GOAL: Every entry below should be printed exactly, without its images.
● ● ● ● ●
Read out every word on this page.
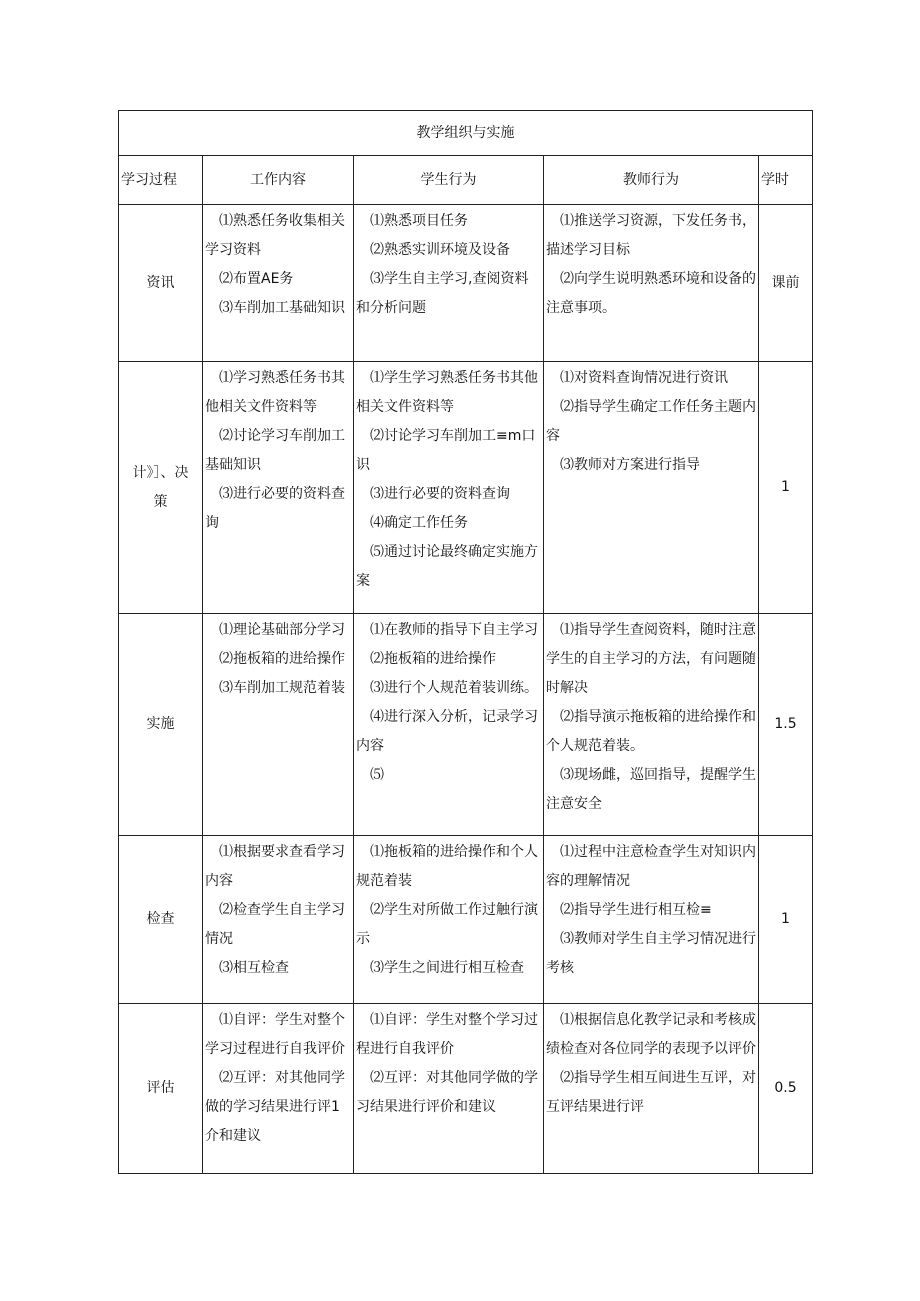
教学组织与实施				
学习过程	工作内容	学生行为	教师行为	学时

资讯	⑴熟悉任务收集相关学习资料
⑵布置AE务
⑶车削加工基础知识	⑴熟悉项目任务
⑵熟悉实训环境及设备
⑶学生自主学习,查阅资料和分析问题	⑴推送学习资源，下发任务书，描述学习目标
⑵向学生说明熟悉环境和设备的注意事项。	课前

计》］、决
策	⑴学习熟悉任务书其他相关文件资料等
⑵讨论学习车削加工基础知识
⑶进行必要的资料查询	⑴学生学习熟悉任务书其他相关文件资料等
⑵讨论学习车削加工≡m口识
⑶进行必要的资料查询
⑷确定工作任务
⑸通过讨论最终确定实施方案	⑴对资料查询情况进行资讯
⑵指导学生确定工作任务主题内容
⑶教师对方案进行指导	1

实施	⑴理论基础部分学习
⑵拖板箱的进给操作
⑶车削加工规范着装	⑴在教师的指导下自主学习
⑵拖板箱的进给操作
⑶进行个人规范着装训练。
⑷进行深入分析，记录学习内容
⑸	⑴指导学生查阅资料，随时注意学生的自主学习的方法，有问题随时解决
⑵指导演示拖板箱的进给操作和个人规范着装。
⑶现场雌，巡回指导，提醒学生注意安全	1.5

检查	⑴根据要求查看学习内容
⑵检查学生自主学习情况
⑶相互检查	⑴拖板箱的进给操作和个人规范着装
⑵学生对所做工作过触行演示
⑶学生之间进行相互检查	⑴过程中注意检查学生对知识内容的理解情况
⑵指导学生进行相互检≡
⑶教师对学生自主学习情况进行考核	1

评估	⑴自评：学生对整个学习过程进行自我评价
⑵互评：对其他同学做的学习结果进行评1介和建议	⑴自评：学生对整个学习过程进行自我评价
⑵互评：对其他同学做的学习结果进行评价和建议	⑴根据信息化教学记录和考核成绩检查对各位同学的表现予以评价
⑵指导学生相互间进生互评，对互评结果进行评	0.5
● ● ● ● ●
WRITTEN ANSWER:
Read out every word on this page.
教学组织与实施				
学习过程	工作内容	学生行为	教师行为	学时

资讯	⑴熟悉任务收集相关学习资料
⑵布置AE务
⑶车削加工基础知识	⑴熟悉项目任务
⑵熟悉实训环境及设备
⑶学生自主学习,查阅资料和分析问题	⑴推送学习资源，下发任务书，描述学习目标
⑵向学生说明熟悉环境和设备的注意事项。	课前

计》］、决
策	⑴学习熟悉任务书其他相关文件资料等
⑵讨论学习车削加工基础知识
⑶进行必要的资料查询	⑴学生学习熟悉任务书其他相关文件资料等
⑵讨论学习车削加工≡m口识
⑶进行必要的资料查询
⑷确定工作任务
⑸通过讨论最终确定实施方案	⑴对资料查询情况进行资讯
⑵指导学生确定工作任务主题内容
⑶教师对方案进行指导	1

实施	⑴理论基础部分学习
⑵拖板箱的进给操作
⑶车削加工规范着装	⑴在教师的指导下自主学习
⑵拖板箱的进给操作
⑶进行个人规范着装训练。
⑷进行深入分析，记录学习内容
⑸	⑴指导学生查阅资料，随时注意学生的自主学习的方法，有问题随时解决
⑵指导演示拖板箱的进给操作和个人规范着装。
⑶现场雌，巡回指导，提醒学生注意安全	1.5

检查	⑴根据要求查看学习内容
⑵检查学生自主学习情况
⑶相互检查	⑴拖板箱的进给操作和个人规范着装
⑵学生对所做工作过触行演示
⑶学生之间进行相互检查	⑴过程中注意检查学生对知识内容的理解情况
⑵指导学生进行相互检≡
⑶教师对学生自主学习情况进行考核	1

评估	⑴自评：学生对整个学习过程进行自我评价
⑵互评：对其他同学做的学习结果进行评1介和建议	⑴自评：学生对整个学习过程进行自我评价
⑵互评：对其他同学做的学习结果进行评价和建议	⑴根据信息化教学记录和考核成绩检查对各位同学的表现予以评价
⑵指导学生相互间进生互评，对互评结果进行评	0.5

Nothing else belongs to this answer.